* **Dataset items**
▽

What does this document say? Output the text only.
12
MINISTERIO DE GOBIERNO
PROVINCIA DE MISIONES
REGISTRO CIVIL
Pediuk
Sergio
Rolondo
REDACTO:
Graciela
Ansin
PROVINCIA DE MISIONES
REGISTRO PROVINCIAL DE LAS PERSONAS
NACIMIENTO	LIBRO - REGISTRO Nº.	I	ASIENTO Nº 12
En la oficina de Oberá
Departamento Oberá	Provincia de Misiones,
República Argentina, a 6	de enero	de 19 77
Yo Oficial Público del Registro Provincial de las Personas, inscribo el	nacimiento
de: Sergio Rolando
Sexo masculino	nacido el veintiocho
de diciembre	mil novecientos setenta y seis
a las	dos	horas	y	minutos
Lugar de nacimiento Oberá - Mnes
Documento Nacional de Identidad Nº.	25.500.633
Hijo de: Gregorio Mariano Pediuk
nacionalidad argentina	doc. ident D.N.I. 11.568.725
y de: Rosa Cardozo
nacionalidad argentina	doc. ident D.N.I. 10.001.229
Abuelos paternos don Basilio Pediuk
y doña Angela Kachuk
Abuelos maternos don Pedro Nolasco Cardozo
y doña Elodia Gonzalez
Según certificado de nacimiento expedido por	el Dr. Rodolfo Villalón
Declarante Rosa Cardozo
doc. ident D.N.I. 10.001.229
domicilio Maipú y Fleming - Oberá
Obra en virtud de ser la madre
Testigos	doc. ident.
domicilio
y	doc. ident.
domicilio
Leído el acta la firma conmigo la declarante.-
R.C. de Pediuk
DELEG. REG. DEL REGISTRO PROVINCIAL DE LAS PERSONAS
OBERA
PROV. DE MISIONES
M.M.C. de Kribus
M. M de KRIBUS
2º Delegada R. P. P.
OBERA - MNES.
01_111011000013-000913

△

* **INSTRUCTIONS TO FOLLOW**
All of the entries must be quoted exactly; please include each one.

* **CORRECT RESULT**
What does this document say? Output the text only.
12
MINISTERIO DE GOBIERNO
PROVINCIA DE MISIONES
REGISTRO CIVIL
Pediuk
Sergio
Rolondo
REDACTO:
Graciela
Ansin
PROVINCIA DE MISIONES
REGISTRO PROVINCIAL DE LAS PERSONAS
NACIMIENTO	LIBRO - REGISTRO Nº.	I	ASIENTO Nº 12
En la oficina de Oberá
Departamento Oberá	Provincia de Misiones,
República Argentina, a 6	de enero	de 19 77
Yo Oficial Público del Registro Provincial de las Personas, inscribo el	nacimiento
de: Sergio Rolando
Sexo masculino	nacido el veintiocho
de diciembre	mil novecientos setenta y seis
a las	dos	horas	y	minutos
Lugar de nacimiento Oberá - Mnes
Documento Nacional de Identidad Nº.	25.500.633
Hijo de: Gregorio Mariano Pediuk
nacionalidad argentina	doc. ident D.N.I. 11.568.725
y de: Rosa Cardozo
nacionalidad argentina	doc. ident D.N.I. 10.001.229
Abuelos paternos don Basilio Pediuk
y doña Angela Kachuk
Abuelos maternos don Pedro Nolasco Cardozo
y doña Elodia Gonzalez
Según certificado de nacimiento expedido por	el Dr. Rodolfo Villalón
Declarante Rosa Cardozo
doc. ident D.N.I. 10.001.229
domicilio Maipú y Fleming - Oberá
Obra en virtud de ser la madre
Testigos	doc. ident.
domicilio
y	doc. ident.
domicilio
Leído el acta la firma conmigo la declarante.-
R.C. de Pediuk
DELEG. REG. DEL REGISTRO PROVINCIAL DE LAS PERSONAS
OBERA
PROV. DE MISIONES
M.M.C. de Kribus
M. M de KRIBUS
2º Delegada R. P. P.
OBERA - MNES.
01_111011000013-000913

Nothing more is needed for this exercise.